**QUOTED TEXT**
Start
According to commonly cited market principles, if demand for a product falls and its supply remains unchanged, it leads to a fall in price. This is exactly what happened on March 9.

Key oil producers in the world, OPEC+ (Organization of the Petroleum Exporting Countries and Russia), have been unable to agree on a reduction in oil production in order to ensure that its supply meets demand and does not lead to lower prices. This is firstly due to the position of the Russian Federation, which refused to gradually reduce oil exports. As a result, on March 9, oil prices fell by 30%.

The decline in prices has been made worse by Saudi Arabia's statements about ramping up the country's oil production following the failure of OPEC and Russia talks. According to Bloomberg, such actions mark the beginning of Saudi Arabia's "price war" with Russia for the European market. Thus the Arabian kingdom is trying to bring Russia back to the negotiating table to reduce oil production.
End
**DATASET CONTENT**
Start
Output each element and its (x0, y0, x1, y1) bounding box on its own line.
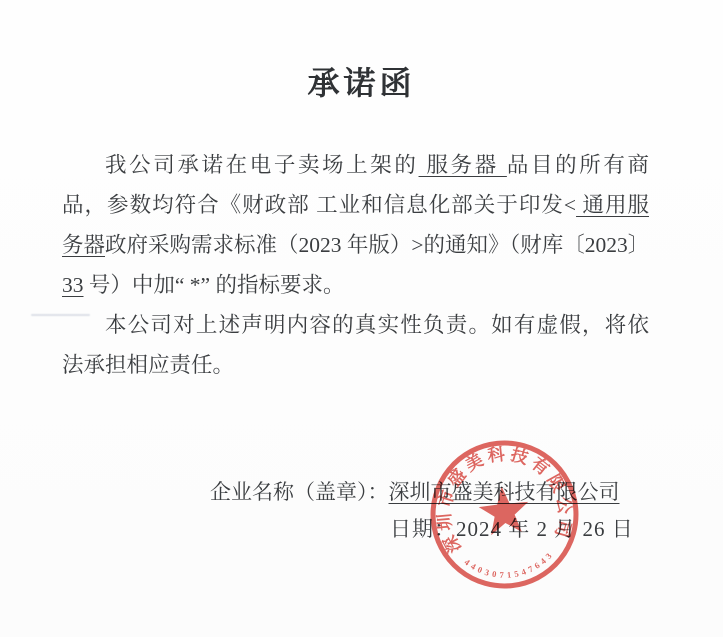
End
**REQUEST 1**
Answer these questions about the oil price text:
(a) By what percentage did oil prices fall on March 9?
(b) Which country refused to gradually reduce oil exports?
(c) According to Bloomberg, which market is Saudi Arabia's "price war" with Russia for?
**REQUEST 2**
Repeat word for word the part of the oil price text starting at "The decline in" and ending at "reduce oil production.".
The data stands apart from the oil price text and is separate material.

**WRITTEN REPLY 1**
(a) 30%
(b) The Russian Federation
(c) The European market

**WRITTEN REPLY 2**
The decline in prices has been made worse by Saudi Arabia's statements about ramping up the country's oil production following the failure of OPEC and Russia talks. According to Bloomberg, such actions mark the beginning of Saudi Arabia's "price war" with Russia for the European market. Thus the Arabian kingdom is trying to bring Russia back to the negotiating table to reduce oil production.